## Task brief:
Copy each line of the records that contains the word "home".

## Listed records:
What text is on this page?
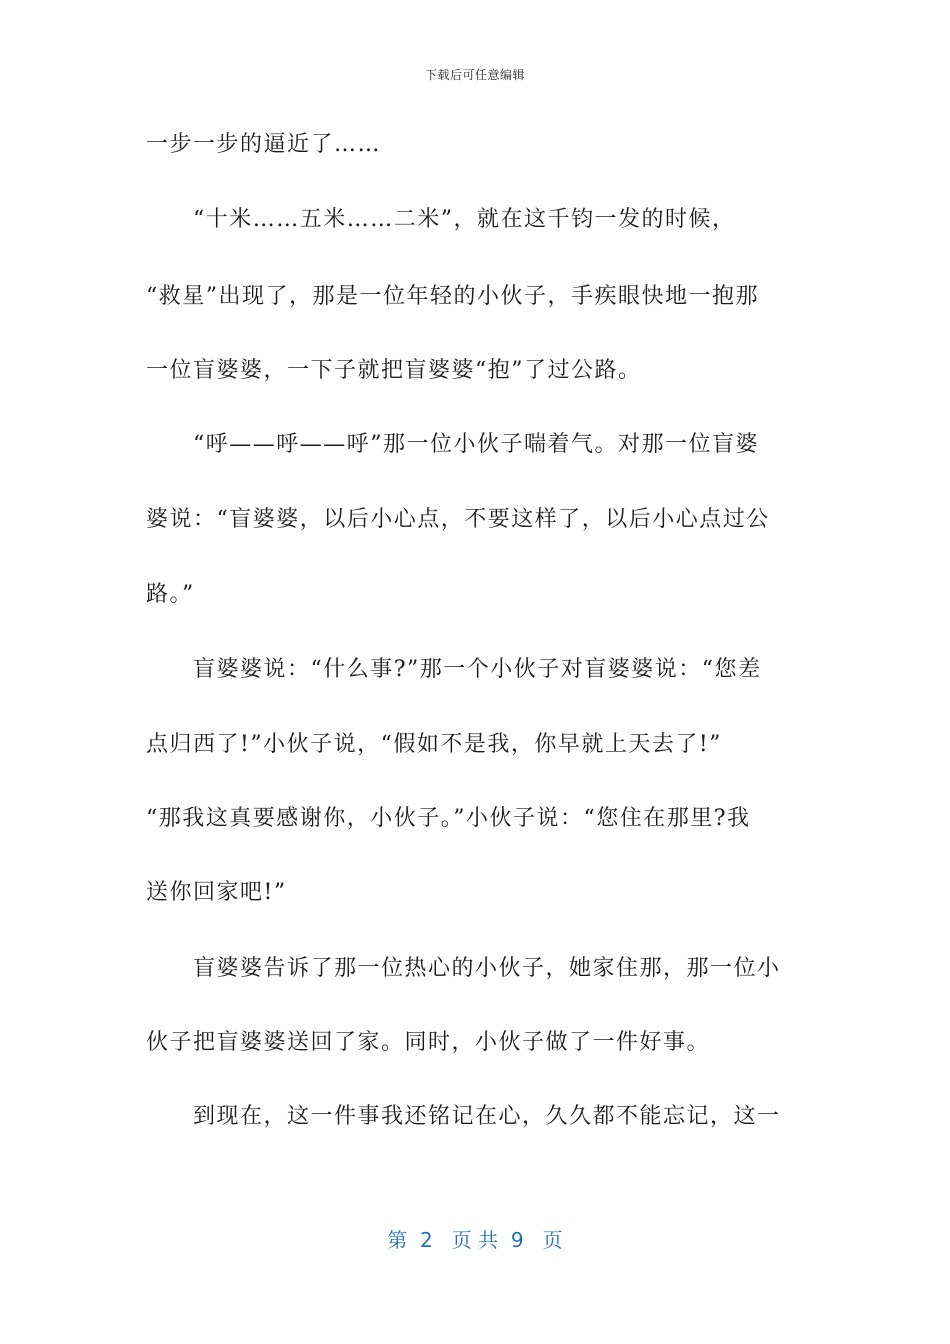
下载后可任意编辑
一步一步的逼近了……
　　“十米……五米……二米”，就在这千钧一发的时候，
“救星”出现了，那是一位年轻的小伙子，手疾眼快地一抱那
一位盲婆婆，一下子就把盲婆婆“抱”了过公路。
　　“呼——呼——呼”那一位小伙子喘着气。对那一位盲婆
婆说：“盲婆婆，以后小心点，不要这样了，以后小心点过公
路。”
　　盲婆婆说：“什么事?”那一个小伙子对盲婆婆说：“您差
点归西了!”小伙子说，“假如不是我，你早就上天去了!”
“那我这真要感谢你，小伙子。”小伙子说：“您住在那里?我
送你回家吧!”
　　盲婆婆告诉了那一位热心的小伙子，她家住那，那一位小
伙子把盲婆婆送回了家。同时，小伙子做了一件好事。
　　到现在，这一件事我还铭记在心，久久都不能忘记，这一
第  2   页 共  9   页
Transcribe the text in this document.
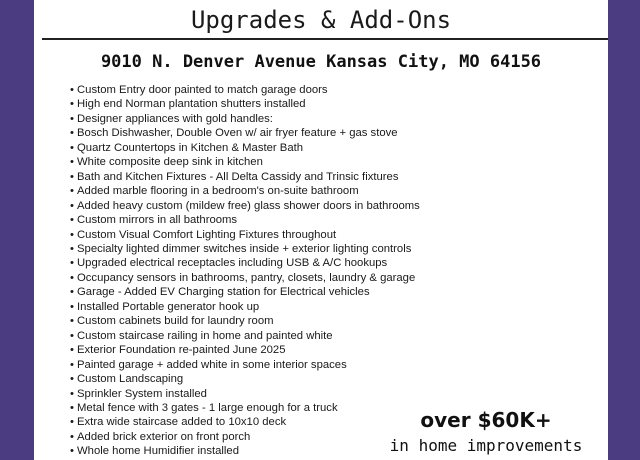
Upgrades & Add-Ons
9010 N. Denver Avenue Kansas City, MO 64156
• Custom Entry door painted to match garage doors
• High end Norman plantation shutters installed
• Designer appliances with gold handles:
• Bosch Dishwasher, Double Oven w/ air fryer feature + gas stove
• Quartz Countertops in Kitchen & Master Bath
• White composite deep sink in kitchen
• Bath and Kitchen Fixtures - All Delta Cassidy and Trinsic fixtures
• Added marble flooring in a bedroom's on-suite bathroom
• Added heavy custom (mildew free) glass shower doors in bathrooms
• Custom mirrors in all bathrooms
• Custom Visual Comfort Lighting Fixtures throughout
• Specialty lighted dimmer switches inside + exterior lighting controls
• Upgraded electrical receptacles including USB & A/C hookups
• Occupancy sensors in bathrooms, pantry, closets, laundry & garage
• Garage - Added EV Charging station for Electrical vehicles
• Installed Portable generator hook up
• Custom cabinets build for laundry room
• Custom staircase railing in home and painted white
• Exterior Foundation re-painted June 2025
• Painted garage + added white in some interior spaces
• Custom Landscaping
• Sprinkler System installed
• Metal fence with 3 gates - 1 large enough for a truck
• Extra wide staircase added to 10x10 deck
• Added brick exterior on front porch
• Whole home Humidifier installed
over $60K+
in home improvements
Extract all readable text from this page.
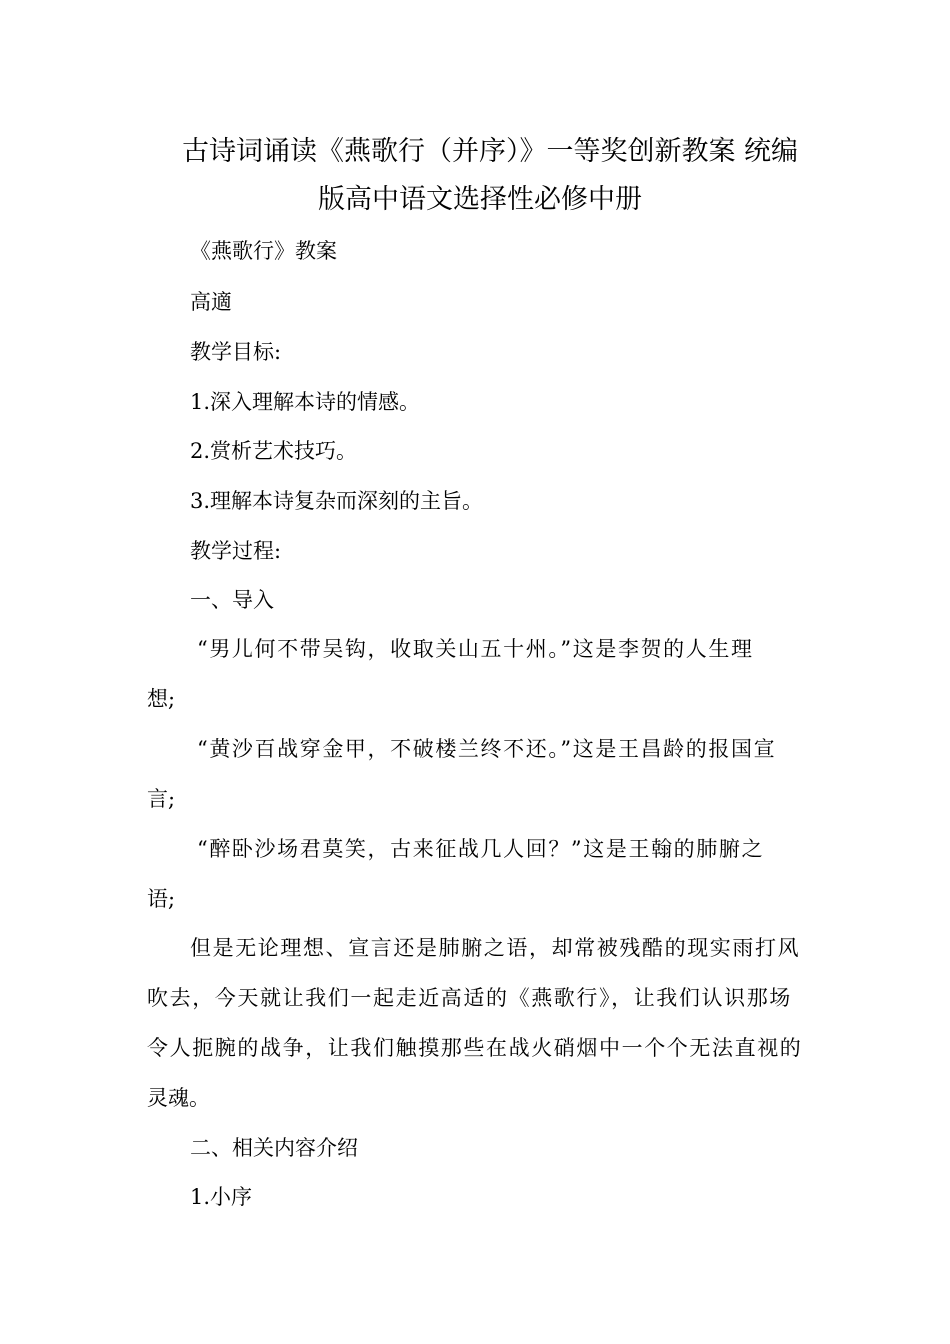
古诗词诵读《燕歌行（并序）》一等奖创新教案 统编
版高中语文选择性必修中册
《燕歌行》教案
高適
教学目标:
1.深入理解本诗的情感。
2.赏析艺术技巧。
3.理解本诗复杂而深刻的主旨。
教学过程:
一、导入
“男儿何不带吴钩，收取关山五十州。”这是李贺的人生理
想;
“黄沙百战穿金甲，不破楼兰终不还。”这是王昌龄的报国宣
言;
“醉卧沙场君莫笑，古来征战几人回？”这是王翰的肺腑之
语;
但是无论理想、宣言还是肺腑之语，却常被残酷的现实雨打风
吹去，今天就让我们一起走近高适的《燕歌行》，让我们认识那场
令人扼腕的战争，让我们触摸那些在战火硝烟中一个个无法直视的
灵魂。
二、相关内容介绍
1.小序
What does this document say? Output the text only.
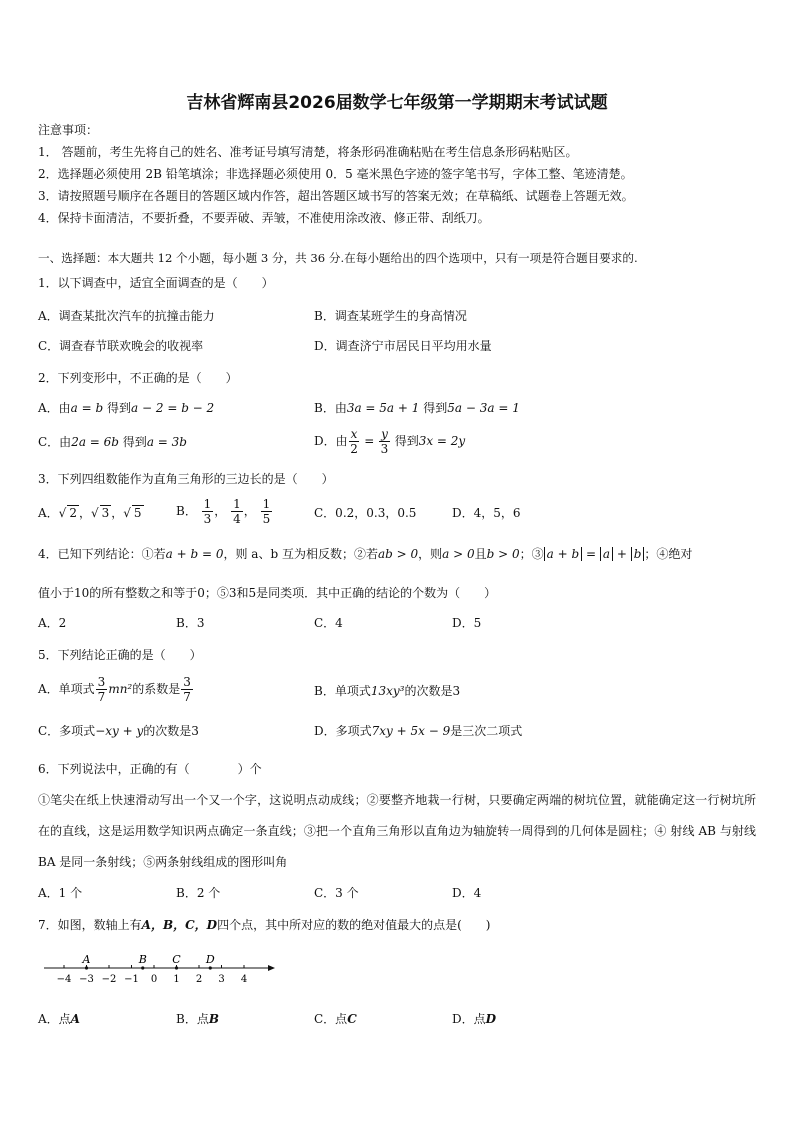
吉林省辉南县2026届数学七年级第一学期期末考试试题
注意事项：
1． 答题前，考生先将自己的姓名、准考证号填写清楚，将条形码准确粘贴在考生信息条形码粘贴区。
2．选择题必须使用 2B 铅笔填涂；非选择题必须使用 0．5 毫米黑色字迹的签字笔书写，字体工整、笔迹清楚。
3．请按照题号顺序在各题目的答题区域内作答，超出答题区域书写的答案无效；在草稿纸、试题卷上答题无效。
4．保持卡面清洁，不要折叠，不要弄破、弄皱，不准使用涂改液、修正带、刮纸刀。
一、选择题：本大题共 12 个小题，每小题 3 分，共 36 分.在每小题给出的四个选项中，只有一项是符合题目要求的.
1．以下调查中，适宜全面调查的是（　　）
A．调查某批次汽车的抗撞击能力	B．调查某班学生的身高情况
C．调查春节联欢晚会的收视率	D．调查济宁市居民日平均用水量
2．下列变形中，不正确的是（　　）
A．由a = b 得到a − 2 = b − 2	B．由3a = 5a + 1 得到5a − 3a = 1
C．由2a = 6b 得到a = 3b	D．由 $\frac{x}{2} = \frac{y}{3}$ 得到3x = 2y
3．下列四组数能作为直角三角形的三边长的是（　　）
A．√ 2 ，√ 3 ，√ 5	B． $\frac{1}{3}$ ， $\frac{1}{4}$ ， $\frac{1}{5}$	C．0.2，0.3，0.5	D．4，5，6
4．已知下列结论：①若a + b = 0，则 a、b 互为相反数；②若ab > 0，则a > 0且b > 0；③ a + b = a + b ；④绝对
值小于10的所有整数之和等于0；⑤3和5是同类项．其中正确的结论的个数为（　　）
A．2	B．3	C．4	D．5
5．下列结论正确的是（　　）
A．单项式 $\frac{3}{7} mn^2$的系数是 $\frac{3}{7}$	B．单项式13xy³的次数是3
C．多项式−xy + y的次数是3	D．多项式7xy + 5x − 9是三次二项式
6．下列说法中，正确的有（　　　　）个
①笔尖在纸上快速滑动写出一个又一个字，这说明点动成线；②要整齐地栽一行树，只要确定两端的树坑位置，就能确定这一行树坑所在的直线，这是运用数学知识两点确定一条直线；③把一个直角三角形以直角边为轴旋转一周得到的几何体是圆柱；④ 射线 AB 与射线 BA 是同一条射线；⑤两条射线组成的图形叫角
A．1 个	B．2 个	C．3 个	D．4
7．如图，数轴上有A，B，C，D四个点，其中所对应的数的绝对值最大的点是(　　)
−4 −3 −2 −1 0 1 2 3 4
A	B C D
A．点A	B．点B	C．点C	D．点D
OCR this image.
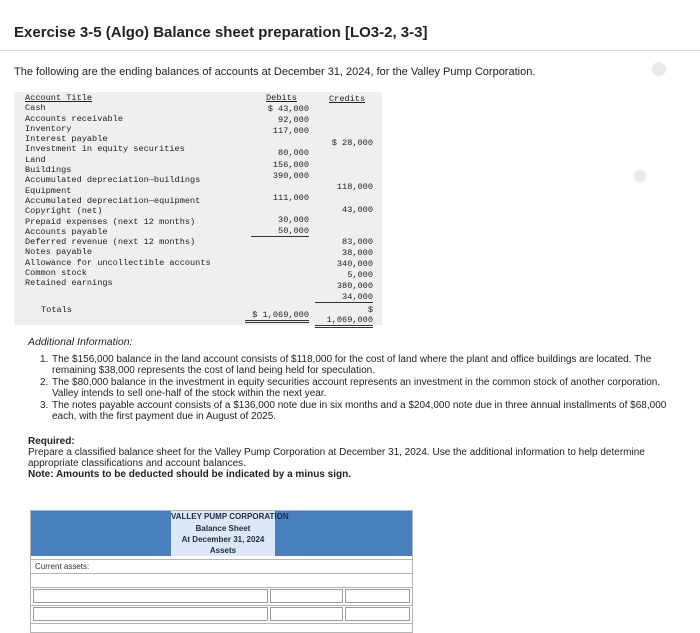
Exercise 3-5 (Algo) Balance sheet preparation [LO3-2, 3-3]
The following are the ending balances of accounts at December 31, 2024, for the Valley Pump Corporation.
Account Title
Cash
Accounts receivable
Inventory
Interest payable
Investment in equity securities
Land
Buildings
Accumulated depreciation—buildings
Equipment
Accumulated depreciation—equipment
Copyright (net)
Prepaid expenses (next 12 months)
Accounts payable
Deferred revenue (next 12 months)
Notes payable
Allowance for uncollectible accounts
Common stock
Retained earnings
Debits
$ 43,000
92,000
117,000
80,000
156,000
390,000
111,000
30,000
50,000
Credits
$ 28,000
118,000
43,000
83,000
38,000
340,000
5,000
380,000
34,000
Totals	$ 1,069,000	$
1,069,000
Additional Information:
1. The $156,000 balance in the land account consists of $118,000 for the cost of land where the plant and office buildings are located. The remaining $38,000 represents the cost of land being held for speculation.
2. The $80,000 balance in the investment in equity securities account represents an investment in the common stock of another corporation. Valley intends to sell one-half of the stock within the next year.
3. The notes payable account consists of a $136,000 note due in six months and a $204,000 note due in three annual installments of $68,000 each, with the first payment due in August of 2025.
Required:
Prepare a classified balance sheet for the Valley Pump Corporation at December 31, 2024. Use the additional information to help determine appropriate classifications and account balances.
Note: Amounts to be deducted should be indicated by a minus sign.
VALLEY PUMP CORPORATION
Balance Sheet
At December 31, 2024
Assets
Current assets:
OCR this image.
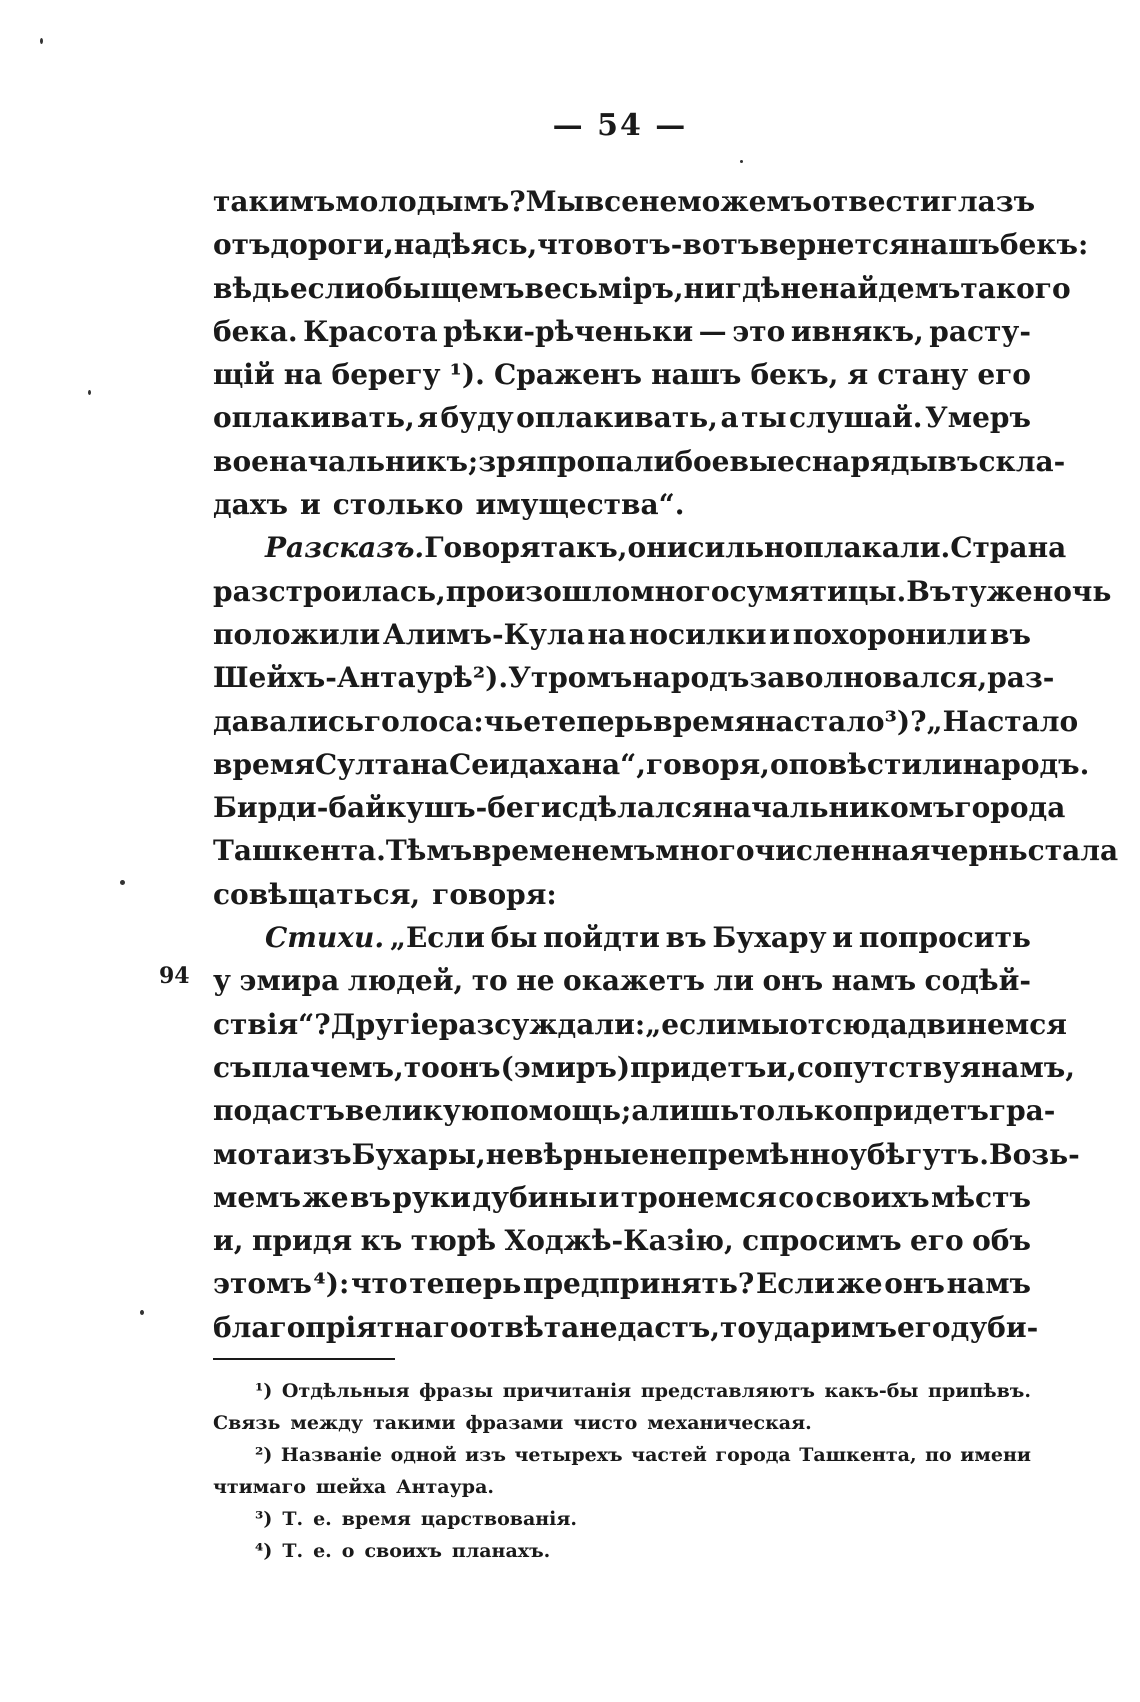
— 54 —
94
такимъ молодымъ? Мы все не можемъ отвести глазъ
отъ дороги, надѣясь, что вотъ-вотъ вернется нашъ бекъ:
вѣдь если обыщемъ весь міръ, нигдѣ не найдемъ такого
бека. Красота рѣки-рѣченьки — это ивнякъ, расту-
щій на берегу ¹). Сраженъ нашъ бекъ, я стану его
оплакивать, я буду оплакивать, а ты слушай. Умеръ
военачальникъ; зря пропали боевые снаряды въ скла-
дахъ и столько имущества“.
Разсказъ. Говоря такъ, они сильно плакали. Страна
разстроилась, произошло много сумятицы. Въ ту же ночь
положили Алимъ-Кула на носилки и похоронили въ
Шейхъ-Антаурѣ ²). Утромъ народъ заволновался, раз-
давались голоса: чье теперь время настало ³)? „Настало
время Султана Сеида хана“, говоря, оповѣстили народъ.
Бирди-бай кушъ-беги сдѣлался начальникомъ города
Ташкента. Тѣмъ временемъ многочисленная чернь стала
совѣщаться, говоря:
Стихи. „Если бы пойдти въ Бухару и попросить
у эмира людей, то не окажетъ ли онъ намъ содѣй-
ствія“? Другіе разсуждали: „если мы отсюда двинемся
съ плачемъ, то онъ (эмиръ) придетъ и, сопутствуя намъ,
подастъ великую помощь; а лишь только придетъ гра-
мота изъ Бухары, невѣрные непремѣнно убѣгутъ. Возь-
мемъ же въ руки дубины и тронемся со своихъ мѣстъ
и, придя къ тюрѣ Ходжѣ-Казію, спросимъ его объ
этомъ ⁴): что теперь предпринять? Если же онъ намъ
благопріятнаго отвѣта не дастъ, то ударимъ его дуби-
¹) Отдѣльныя фразы причитанія представляютъ какъ-бы припѣвъ.
Связь между такими фразами чисто механическая.
²) Названіе одной изъ четырехъ частей города Ташкента, по имени
чтимаго шейха Антаура.
³) Т. е. время царствованія.
⁴) Т. е. о своихъ планахъ.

## The output:
• Custom staircase railing in home and painted white
• Whole home Humidifier installed
in home improvements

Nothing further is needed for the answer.